◆ STORED RECORDS ◆
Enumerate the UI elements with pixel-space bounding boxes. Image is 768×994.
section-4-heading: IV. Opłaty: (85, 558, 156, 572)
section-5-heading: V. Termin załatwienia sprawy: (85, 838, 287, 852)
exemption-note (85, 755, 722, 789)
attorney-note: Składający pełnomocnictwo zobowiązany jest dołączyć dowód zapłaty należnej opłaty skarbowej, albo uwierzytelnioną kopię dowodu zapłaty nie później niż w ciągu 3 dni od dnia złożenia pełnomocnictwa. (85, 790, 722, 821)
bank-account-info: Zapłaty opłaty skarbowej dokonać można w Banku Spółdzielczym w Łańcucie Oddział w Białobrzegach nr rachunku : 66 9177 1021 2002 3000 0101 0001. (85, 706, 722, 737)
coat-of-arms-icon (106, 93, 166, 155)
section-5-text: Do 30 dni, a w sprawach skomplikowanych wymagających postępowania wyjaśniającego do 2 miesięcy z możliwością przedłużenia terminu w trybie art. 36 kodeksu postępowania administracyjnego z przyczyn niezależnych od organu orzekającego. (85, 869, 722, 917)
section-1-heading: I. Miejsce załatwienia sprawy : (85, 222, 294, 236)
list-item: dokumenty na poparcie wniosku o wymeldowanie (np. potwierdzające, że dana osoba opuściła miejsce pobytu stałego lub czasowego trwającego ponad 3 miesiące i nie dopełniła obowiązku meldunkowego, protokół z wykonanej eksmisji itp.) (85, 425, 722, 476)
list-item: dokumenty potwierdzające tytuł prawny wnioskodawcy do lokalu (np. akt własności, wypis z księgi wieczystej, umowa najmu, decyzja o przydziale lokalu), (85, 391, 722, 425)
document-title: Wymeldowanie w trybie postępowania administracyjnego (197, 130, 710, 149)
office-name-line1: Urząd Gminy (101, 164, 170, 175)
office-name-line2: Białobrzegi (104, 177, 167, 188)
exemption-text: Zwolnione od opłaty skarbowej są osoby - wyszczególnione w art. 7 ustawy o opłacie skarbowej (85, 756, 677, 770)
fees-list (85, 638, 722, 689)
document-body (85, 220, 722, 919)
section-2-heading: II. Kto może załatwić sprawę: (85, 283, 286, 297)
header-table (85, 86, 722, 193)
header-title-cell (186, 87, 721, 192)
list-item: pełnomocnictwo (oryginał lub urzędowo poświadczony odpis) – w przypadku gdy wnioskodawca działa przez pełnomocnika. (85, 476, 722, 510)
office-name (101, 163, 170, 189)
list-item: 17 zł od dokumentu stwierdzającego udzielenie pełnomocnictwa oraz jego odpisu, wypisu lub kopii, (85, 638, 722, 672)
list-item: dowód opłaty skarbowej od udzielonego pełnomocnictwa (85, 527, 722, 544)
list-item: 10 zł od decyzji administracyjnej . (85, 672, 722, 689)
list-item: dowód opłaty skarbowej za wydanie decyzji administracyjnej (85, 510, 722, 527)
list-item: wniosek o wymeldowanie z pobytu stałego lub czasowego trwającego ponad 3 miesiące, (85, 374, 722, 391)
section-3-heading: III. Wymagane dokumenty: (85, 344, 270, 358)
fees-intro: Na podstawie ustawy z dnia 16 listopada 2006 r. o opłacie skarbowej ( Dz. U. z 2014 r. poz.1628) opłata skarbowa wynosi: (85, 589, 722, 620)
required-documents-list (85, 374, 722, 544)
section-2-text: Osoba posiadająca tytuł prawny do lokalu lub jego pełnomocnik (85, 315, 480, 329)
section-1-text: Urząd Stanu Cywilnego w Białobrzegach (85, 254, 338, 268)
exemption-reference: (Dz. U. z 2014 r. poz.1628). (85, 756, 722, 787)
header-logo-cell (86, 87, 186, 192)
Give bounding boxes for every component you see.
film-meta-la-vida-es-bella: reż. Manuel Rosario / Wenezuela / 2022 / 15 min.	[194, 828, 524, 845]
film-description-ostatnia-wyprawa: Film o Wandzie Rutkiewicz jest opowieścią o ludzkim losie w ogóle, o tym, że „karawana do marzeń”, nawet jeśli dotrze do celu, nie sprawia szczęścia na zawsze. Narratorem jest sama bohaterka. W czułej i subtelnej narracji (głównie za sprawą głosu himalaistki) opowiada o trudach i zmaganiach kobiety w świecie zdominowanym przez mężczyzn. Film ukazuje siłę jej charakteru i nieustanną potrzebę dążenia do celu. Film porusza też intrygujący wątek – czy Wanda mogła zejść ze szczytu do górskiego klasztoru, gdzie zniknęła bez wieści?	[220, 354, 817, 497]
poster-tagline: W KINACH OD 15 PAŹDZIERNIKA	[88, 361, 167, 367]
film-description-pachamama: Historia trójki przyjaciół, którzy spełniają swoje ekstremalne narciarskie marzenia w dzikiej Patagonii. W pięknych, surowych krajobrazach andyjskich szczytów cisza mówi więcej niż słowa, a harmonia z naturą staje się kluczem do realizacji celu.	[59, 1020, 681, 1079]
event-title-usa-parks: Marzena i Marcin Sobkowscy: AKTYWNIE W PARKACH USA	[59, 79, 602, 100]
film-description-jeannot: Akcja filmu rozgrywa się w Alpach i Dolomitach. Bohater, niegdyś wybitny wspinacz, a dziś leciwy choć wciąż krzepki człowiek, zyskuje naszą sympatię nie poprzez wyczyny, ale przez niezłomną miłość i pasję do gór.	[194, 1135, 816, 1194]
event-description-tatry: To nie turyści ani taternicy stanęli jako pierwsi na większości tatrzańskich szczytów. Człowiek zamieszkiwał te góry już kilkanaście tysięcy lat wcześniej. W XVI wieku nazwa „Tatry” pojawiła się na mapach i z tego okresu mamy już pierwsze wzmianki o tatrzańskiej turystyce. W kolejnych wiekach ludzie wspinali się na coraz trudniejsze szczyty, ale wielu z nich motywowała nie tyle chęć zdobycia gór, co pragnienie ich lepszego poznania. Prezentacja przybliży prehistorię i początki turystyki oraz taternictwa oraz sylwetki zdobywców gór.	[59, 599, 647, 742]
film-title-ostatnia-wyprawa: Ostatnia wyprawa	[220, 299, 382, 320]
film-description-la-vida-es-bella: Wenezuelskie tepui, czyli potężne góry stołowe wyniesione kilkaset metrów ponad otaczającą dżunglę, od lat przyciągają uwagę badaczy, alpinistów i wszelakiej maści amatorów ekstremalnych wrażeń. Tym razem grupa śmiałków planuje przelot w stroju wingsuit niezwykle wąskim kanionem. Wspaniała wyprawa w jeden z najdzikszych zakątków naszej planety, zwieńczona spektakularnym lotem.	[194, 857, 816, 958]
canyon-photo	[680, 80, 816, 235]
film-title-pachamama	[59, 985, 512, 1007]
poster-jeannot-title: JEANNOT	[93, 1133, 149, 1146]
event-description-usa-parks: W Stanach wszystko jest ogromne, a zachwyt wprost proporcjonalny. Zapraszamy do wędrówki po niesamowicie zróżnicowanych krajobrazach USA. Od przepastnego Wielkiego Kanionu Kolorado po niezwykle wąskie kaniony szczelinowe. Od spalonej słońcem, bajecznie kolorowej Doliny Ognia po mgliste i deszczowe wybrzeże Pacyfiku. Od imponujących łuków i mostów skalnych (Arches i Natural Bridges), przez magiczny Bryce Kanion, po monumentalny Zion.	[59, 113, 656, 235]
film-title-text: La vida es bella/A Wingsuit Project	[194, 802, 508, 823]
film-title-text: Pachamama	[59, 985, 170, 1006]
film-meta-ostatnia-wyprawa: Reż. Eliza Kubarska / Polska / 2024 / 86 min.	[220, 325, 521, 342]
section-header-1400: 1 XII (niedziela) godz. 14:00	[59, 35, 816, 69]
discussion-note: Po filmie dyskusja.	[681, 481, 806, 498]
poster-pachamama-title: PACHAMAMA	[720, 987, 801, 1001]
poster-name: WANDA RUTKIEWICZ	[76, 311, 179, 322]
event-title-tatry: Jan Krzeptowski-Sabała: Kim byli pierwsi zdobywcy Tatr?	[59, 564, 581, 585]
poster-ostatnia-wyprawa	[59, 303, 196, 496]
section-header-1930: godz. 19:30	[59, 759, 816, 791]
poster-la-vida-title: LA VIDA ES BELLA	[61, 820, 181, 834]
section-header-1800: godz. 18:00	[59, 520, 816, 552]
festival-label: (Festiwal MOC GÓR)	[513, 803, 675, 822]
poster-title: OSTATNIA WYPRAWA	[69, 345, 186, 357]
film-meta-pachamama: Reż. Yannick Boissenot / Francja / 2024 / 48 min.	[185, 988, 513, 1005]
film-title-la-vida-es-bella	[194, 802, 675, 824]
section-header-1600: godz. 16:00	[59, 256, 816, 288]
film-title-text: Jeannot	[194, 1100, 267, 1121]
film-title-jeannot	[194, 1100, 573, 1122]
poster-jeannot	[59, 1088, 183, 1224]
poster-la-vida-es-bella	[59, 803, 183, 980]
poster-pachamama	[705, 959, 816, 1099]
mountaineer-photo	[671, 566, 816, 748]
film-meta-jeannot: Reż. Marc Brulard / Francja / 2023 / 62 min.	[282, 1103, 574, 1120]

◆ DIRECTION ◆
Render the records from the start up to and including the line with "exemption-note (85, 755, 722, 789)" as a Markdown table with the columns Row and Line, numbering each row and skipping blank lines.

◆ SOLUTION BELOW ◆
| Row | Line |
|---|---|
| 1 | Enumerate the UI elements with pixel-space bounding boxes. Image is 768×994. |
| 2 | section-4-heading: IV. Opłaty: (85, 558, 156, 572) |
| 3 | section-5-heading: V. Termin załatwienia sprawy: (85, 838, 287, 852) |
| 4 | exemption-note (85, 755, 722, 789) |